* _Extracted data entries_
-- START --

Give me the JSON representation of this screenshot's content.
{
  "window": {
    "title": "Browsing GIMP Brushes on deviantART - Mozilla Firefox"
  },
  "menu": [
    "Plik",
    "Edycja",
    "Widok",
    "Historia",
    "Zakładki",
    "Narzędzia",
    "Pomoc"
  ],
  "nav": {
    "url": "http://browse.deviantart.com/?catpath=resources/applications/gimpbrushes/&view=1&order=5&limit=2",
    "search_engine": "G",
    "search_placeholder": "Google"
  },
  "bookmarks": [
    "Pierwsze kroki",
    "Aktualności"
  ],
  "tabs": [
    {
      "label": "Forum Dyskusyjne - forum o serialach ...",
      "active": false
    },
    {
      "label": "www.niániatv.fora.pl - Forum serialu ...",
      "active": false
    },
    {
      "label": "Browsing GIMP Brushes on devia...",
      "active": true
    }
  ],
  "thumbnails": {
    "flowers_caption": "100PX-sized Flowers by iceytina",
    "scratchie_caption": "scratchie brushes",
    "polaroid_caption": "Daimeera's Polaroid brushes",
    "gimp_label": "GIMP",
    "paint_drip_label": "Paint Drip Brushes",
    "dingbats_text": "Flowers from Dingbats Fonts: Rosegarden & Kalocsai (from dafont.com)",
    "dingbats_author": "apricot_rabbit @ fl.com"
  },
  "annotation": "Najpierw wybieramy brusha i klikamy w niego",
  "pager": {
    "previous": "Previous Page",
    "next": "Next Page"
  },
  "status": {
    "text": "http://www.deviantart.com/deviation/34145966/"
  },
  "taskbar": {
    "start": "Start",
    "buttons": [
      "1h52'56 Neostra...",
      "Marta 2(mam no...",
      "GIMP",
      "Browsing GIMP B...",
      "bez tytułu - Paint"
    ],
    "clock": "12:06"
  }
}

-- END --

* _To be done_
Every line above should be written out again exactly as it stands.

* _Response to the task_
Give me the JSON representation of this screenshot's content.
{
  "window": {
    "title": "Browsing GIMP Brushes on deviantART - Mozilla Firefox"
  },
  "menu": [
    "Plik",
    "Edycja",
    "Widok",
    "Historia",
    "Zakładki",
    "Narzędzia",
    "Pomoc"
  ],
  "nav": {
    "url": "http://browse.deviantart.com/?catpath=resources/applications/gimpbrushes/&view=1&order=5&limit=2",
    "search_engine": "G",
    "search_placeholder": "Google"
  },
  "bookmarks": [
    "Pierwsze kroki",
    "Aktualności"
  ],
  "tabs": [
    {
      "label": "Forum Dyskusyjne - forum o serialach ...",
      "active": false
    },
    {
      "label": "www.niániatv.fora.pl - Forum serialu ...",
      "active": false
    },
    {
      "label": "Browsing GIMP Brushes on devia...",
      "active": true
    }
  ],
  "thumbnails": {
    "flowers_caption": "100PX-sized Flowers by iceytina",
    "scratchie_caption": "scratchie brushes",
    "polaroid_caption": "Daimeera's Polaroid brushes",
    "gimp_label": "GIMP",
    "paint_drip_label": "Paint Drip Brushes",
    "dingbats_text": "Flowers from Dingbats Fonts: Rosegarden & Kalocsai (from dafont.com)",
    "dingbats_author": "apricot_rabbit @ fl.com"
  },
  "annotation": "Najpierw wybieramy brusha i klikamy w niego",
  "pager": {
    "previous": "Previous Page",
    "next": "Next Page"
  },
  "status": {
    "text": "http://www.deviantart.com/deviation/34145966/"
  },
  "taskbar": {
    "start": "Start",
    "buttons": [
      "1h52'56 Neostra...",
      "Marta 2(mam no...",
      "GIMP",
      "Browsing GIMP B...",
      "bez tytułu - Paint"
    ],
    "clock": "12:06"
  }
}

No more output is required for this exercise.